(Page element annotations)
_ _ _ _ _

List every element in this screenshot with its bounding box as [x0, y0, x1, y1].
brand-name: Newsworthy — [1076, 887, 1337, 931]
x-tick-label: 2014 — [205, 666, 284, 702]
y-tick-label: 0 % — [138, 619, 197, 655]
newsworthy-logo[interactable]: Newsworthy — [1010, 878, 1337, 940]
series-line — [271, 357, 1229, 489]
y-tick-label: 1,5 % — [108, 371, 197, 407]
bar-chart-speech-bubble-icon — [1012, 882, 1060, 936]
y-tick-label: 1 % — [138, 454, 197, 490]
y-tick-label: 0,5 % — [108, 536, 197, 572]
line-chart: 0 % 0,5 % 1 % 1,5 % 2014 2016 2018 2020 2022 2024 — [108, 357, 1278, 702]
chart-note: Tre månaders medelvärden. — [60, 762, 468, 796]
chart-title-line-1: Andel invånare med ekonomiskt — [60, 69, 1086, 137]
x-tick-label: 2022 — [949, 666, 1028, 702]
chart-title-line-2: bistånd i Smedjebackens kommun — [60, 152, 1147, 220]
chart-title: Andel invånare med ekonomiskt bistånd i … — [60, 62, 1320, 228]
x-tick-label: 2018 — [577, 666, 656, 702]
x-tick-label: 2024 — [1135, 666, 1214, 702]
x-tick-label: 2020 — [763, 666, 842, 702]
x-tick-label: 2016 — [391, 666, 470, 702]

_ _ _ _ _

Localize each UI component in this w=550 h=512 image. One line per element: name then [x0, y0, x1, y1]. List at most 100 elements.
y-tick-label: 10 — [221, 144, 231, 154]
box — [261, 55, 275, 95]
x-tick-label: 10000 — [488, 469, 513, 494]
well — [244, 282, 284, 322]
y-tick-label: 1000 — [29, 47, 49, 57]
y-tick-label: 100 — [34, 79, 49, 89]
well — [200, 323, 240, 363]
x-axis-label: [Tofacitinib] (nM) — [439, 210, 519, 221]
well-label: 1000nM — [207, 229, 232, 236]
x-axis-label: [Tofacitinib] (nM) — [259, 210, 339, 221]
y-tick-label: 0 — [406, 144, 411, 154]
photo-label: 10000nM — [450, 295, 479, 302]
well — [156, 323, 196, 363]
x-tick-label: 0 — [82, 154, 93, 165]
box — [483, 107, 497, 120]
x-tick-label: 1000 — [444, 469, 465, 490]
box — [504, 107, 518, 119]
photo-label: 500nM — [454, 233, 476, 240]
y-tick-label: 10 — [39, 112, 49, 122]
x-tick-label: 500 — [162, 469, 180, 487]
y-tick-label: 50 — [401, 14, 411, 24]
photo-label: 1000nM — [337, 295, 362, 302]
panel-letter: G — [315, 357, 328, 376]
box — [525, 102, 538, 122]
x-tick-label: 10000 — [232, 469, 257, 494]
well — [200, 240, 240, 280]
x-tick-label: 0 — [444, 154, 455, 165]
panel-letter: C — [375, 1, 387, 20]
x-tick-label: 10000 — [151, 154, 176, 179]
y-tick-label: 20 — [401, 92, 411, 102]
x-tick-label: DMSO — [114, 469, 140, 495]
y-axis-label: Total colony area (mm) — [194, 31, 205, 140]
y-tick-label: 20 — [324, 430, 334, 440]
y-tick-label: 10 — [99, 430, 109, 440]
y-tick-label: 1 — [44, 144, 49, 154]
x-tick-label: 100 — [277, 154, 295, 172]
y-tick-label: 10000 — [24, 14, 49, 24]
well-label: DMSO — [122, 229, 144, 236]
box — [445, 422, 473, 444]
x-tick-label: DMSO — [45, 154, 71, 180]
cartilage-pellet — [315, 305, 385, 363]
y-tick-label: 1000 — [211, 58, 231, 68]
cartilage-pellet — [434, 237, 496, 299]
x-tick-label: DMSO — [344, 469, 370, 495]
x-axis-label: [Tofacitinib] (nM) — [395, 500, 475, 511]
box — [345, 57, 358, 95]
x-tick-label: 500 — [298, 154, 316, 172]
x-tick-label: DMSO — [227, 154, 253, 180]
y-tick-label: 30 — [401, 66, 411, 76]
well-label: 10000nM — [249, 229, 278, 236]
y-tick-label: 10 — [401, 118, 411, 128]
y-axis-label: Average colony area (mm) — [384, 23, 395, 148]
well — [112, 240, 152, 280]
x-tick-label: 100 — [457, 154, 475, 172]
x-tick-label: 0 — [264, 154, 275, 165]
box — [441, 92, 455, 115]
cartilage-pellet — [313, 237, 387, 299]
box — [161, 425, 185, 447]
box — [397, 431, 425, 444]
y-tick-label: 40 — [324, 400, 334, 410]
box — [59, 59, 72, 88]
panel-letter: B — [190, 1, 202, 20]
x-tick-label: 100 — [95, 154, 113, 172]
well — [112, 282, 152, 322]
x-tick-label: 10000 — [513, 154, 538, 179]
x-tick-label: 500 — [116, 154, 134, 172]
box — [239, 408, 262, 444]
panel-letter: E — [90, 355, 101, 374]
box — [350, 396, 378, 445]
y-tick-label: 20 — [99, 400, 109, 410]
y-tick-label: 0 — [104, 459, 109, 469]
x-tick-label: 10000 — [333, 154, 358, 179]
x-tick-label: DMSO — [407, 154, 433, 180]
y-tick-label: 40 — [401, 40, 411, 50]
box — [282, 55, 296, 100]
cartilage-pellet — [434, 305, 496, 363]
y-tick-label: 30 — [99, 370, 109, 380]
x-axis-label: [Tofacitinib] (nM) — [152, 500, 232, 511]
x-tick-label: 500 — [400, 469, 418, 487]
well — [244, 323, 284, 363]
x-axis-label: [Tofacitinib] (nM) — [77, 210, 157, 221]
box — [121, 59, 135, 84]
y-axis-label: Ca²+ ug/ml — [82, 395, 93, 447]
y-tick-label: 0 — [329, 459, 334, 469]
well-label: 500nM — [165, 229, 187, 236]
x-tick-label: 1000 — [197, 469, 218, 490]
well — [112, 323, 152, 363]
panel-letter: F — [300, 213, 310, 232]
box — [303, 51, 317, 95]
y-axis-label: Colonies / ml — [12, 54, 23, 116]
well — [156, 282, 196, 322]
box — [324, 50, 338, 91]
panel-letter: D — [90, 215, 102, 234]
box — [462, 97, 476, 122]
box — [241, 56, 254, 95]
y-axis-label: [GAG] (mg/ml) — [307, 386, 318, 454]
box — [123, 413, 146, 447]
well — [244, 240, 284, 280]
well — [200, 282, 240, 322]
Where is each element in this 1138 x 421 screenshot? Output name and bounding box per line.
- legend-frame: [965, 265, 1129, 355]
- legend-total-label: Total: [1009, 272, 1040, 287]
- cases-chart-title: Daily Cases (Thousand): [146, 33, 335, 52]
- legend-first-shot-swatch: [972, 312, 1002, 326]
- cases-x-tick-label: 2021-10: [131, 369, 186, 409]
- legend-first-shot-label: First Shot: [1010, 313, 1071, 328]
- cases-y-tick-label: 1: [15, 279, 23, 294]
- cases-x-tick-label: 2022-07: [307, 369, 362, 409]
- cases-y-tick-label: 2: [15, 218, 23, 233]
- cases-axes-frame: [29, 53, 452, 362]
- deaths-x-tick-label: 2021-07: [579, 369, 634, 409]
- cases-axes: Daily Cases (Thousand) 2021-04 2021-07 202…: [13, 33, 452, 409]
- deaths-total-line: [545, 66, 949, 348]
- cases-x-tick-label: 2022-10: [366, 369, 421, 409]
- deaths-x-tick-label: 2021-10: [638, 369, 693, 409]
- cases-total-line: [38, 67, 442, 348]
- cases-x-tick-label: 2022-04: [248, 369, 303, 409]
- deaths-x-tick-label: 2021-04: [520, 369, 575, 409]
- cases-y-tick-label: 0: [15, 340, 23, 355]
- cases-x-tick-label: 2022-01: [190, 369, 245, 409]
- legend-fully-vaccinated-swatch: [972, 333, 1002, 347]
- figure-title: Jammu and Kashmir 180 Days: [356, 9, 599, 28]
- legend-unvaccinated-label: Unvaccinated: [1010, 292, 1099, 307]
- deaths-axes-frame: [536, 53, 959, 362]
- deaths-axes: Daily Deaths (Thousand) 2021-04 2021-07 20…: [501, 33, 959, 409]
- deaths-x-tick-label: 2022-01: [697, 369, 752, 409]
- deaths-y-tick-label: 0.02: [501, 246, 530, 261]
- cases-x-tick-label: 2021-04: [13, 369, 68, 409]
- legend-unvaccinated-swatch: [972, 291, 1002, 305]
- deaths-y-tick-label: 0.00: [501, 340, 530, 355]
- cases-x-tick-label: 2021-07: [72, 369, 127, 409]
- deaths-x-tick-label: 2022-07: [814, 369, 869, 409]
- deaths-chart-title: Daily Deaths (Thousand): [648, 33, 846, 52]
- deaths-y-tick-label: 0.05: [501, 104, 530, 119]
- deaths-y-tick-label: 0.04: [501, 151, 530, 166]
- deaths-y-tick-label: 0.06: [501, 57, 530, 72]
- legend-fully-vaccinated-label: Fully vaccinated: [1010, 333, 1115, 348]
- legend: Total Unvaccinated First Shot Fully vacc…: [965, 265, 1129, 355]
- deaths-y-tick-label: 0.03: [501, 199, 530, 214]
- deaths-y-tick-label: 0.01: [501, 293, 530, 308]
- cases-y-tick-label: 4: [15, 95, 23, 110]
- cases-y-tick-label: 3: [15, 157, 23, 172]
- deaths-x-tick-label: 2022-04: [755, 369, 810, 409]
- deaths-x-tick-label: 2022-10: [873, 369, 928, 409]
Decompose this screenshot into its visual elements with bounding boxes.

_ _ _ _ _

Return the entries from the line containing "List every element" through the line containing "x-tick-label: 2016 — [391, 666, 470, 702]", both lines included, reproducing each one without any change.

List every element in this screenshot with its bounding box as [x0, y0, x1, y1].
brand-name: Newsworthy — [1076, 887, 1337, 931]
x-tick-label: 2014 — [205, 666, 284, 702]
y-tick-label: 0 % — [138, 619, 197, 655]
newsworthy-logo[interactable]: Newsworthy — [1010, 878, 1337, 940]
series-line — [271, 357, 1229, 489]
y-tick-label: 1,5 % — [108, 371, 197, 407]
bar-chart-speech-bubble-icon — [1012, 882, 1060, 936]
y-tick-label: 1 % — [138, 454, 197, 490]
y-tick-label: 0,5 % — [108, 536, 197, 572]
line-chart: 0 % 0,5 % 1 % 1,5 % 2014 2016 2018 2020 2022 2024 — [108, 357, 1278, 702]
chart-note: Tre månaders medelvärden. — [60, 762, 468, 796]
chart-title-line-1: Andel invånare med ekonomiskt — [60, 69, 1086, 137]
x-tick-label: 2022 — [949, 666, 1028, 702]
chart-title-line-2: bistånd i Smedjebackens kommun — [60, 152, 1147, 220]
chart-title: Andel invånare med ekonomiskt bistånd i … — [60, 62, 1320, 228]
x-tick-label: 2018 — [577, 666, 656, 702]
x-tick-label: 2024 — [1135, 666, 1214, 702]
x-tick-label: 2020 — [763, 666, 842, 702]
x-tick-label: 2016 — [391, 666, 470, 702]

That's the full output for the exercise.